▸ SET PROBLEM:
Transcribe each line of the material as it is, and drop any picture.

▸ PROVIDED DATA:
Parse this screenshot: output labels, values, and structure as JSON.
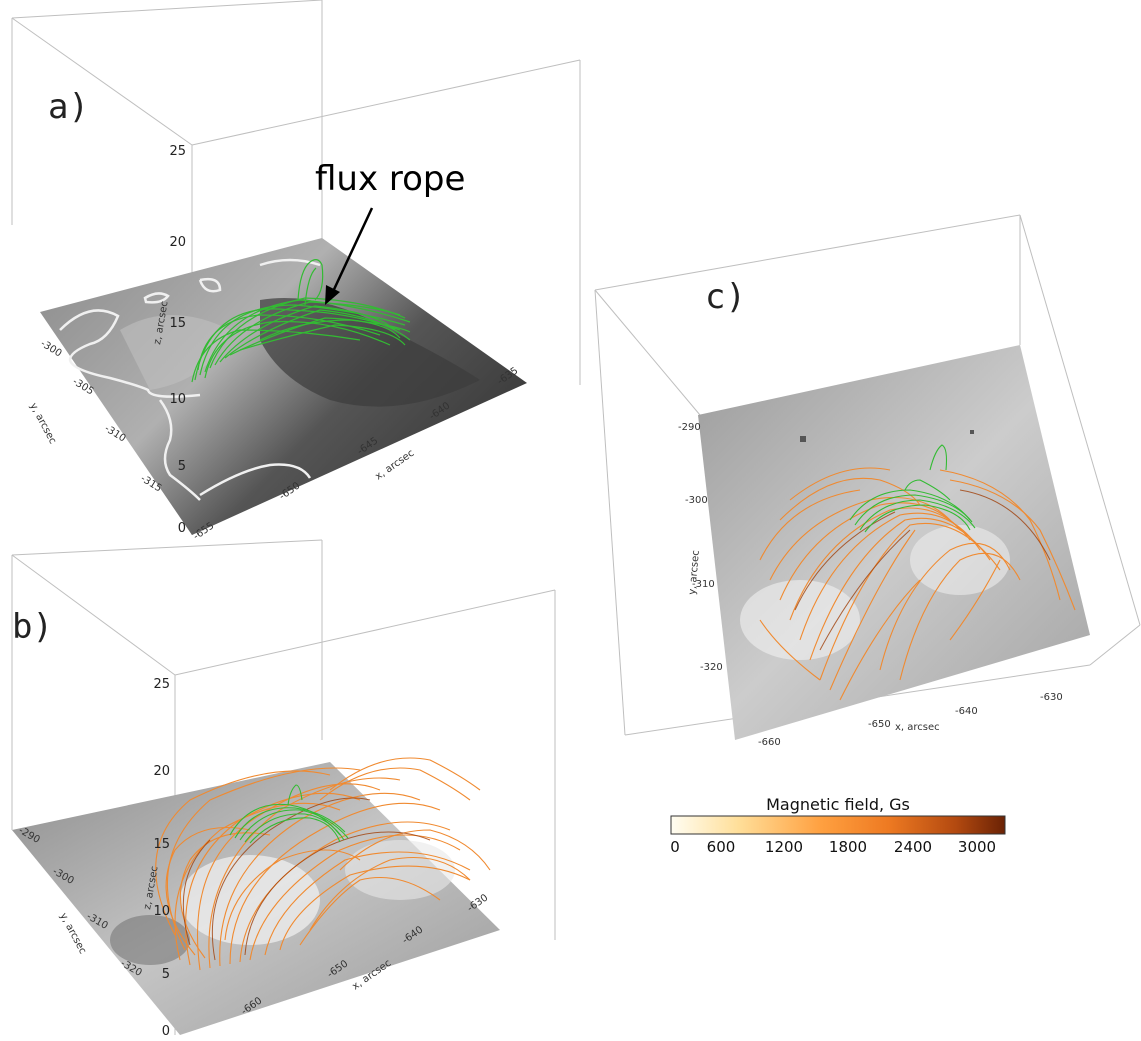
{
  "panels": {
    "a": {
      "label": "a)",
      "annotation": "flux rope",
      "z_label": "z, arcsec",
      "y_label": "y, arcsec",
      "x_label": "x, arcsec",
      "z_ticks": [
        "0",
        "5",
        "10",
        "15",
        "20",
        "25"
      ],
      "y_ticks": [
        "-300",
        "-305",
        "-310",
        "-315"
      ],
      "x_ticks": [
        "-655",
        "-650",
        "-645",
        "-640",
        "-635"
      ]
    },
    "b": {
      "label": "b)",
      "z_label": "z, arcsec",
      "y_label": "y, arcsec",
      "x_label": "x, arcsec",
      "z_ticks": [
        "0",
        "5",
        "10",
        "15",
        "20",
        "25"
      ],
      "y_ticks": [
        "-290",
        "-300",
        "-310",
        "-320"
      ],
      "x_ticks": [
        "-660",
        "-650",
        "-640",
        "-630"
      ]
    },
    "c": {
      "label": "c)",
      "y_label": "y, arcsec",
      "x_label": "x, arcsec",
      "y_ticks": [
        "-290",
        "-300",
        "-310",
        "-320"
      ],
      "x_ticks": [
        "-660",
        "-650",
        "-640",
        "-630"
      ]
    }
  },
  "colorbar": {
    "title": "Magnetic field, Gs",
    "ticks": [
      "0",
      "600",
      "1200",
      "1800",
      "2400",
      "3000"
    ],
    "colors": [
      "#fffdf2",
      "#ffdf9a",
      "#ffa040",
      "#ee7a22",
      "#b44a10",
      "#6a2205"
    ]
  },
  "line_colors": {
    "flux_rope": "#33bb33",
    "field_lines": "#f08a30"
  }
}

▸ RESULT OF THIS EXERCISE:
Parse this screenshot: output labels, values, and structure as JSON.
{
  "panels": {
    "a": {
      "label": "a)",
      "annotation": "flux rope",
      "z_label": "z, arcsec",
      "y_label": "y, arcsec",
      "x_label": "x, arcsec",
      "z_ticks": [
        "0",
        "5",
        "10",
        "15",
        "20",
        "25"
      ],
      "y_ticks": [
        "-300",
        "-305",
        "-310",
        "-315"
      ],
      "x_ticks": [
        "-655",
        "-650",
        "-645",
        "-640",
        "-635"
      ]
    },
    "b": {
      "label": "b)",
      "z_label": "z, arcsec",
      "y_label": "y, arcsec",
      "x_label": "x, arcsec",
      "z_ticks": [
        "0",
        "5",
        "10",
        "15",
        "20",
        "25"
      ],
      "y_ticks": [
        "-290",
        "-300",
        "-310",
        "-320"
      ],
      "x_ticks": [
        "-660",
        "-650",
        "-640",
        "-630"
      ]
    },
    "c": {
      "label": "c)",
      "y_label": "y, arcsec",
      "x_label": "x, arcsec",
      "y_ticks": [
        "-290",
        "-300",
        "-310",
        "-320"
      ],
      "x_ticks": [
        "-660",
        "-650",
        "-640",
        "-630"
      ]
    }
  },
  "colorbar": {
    "title": "Magnetic field, Gs",
    "ticks": [
      "0",
      "600",
      "1200",
      "1800",
      "2400",
      "3000"
    ],
    "colors": [
      "#fffdf2",
      "#ffdf9a",
      "#ffa040",
      "#ee7a22",
      "#b44a10",
      "#6a2205"
    ]
  },
  "line_colors": {
    "flux_rope": "#33bb33",
    "field_lines": "#f08a30"
  }
}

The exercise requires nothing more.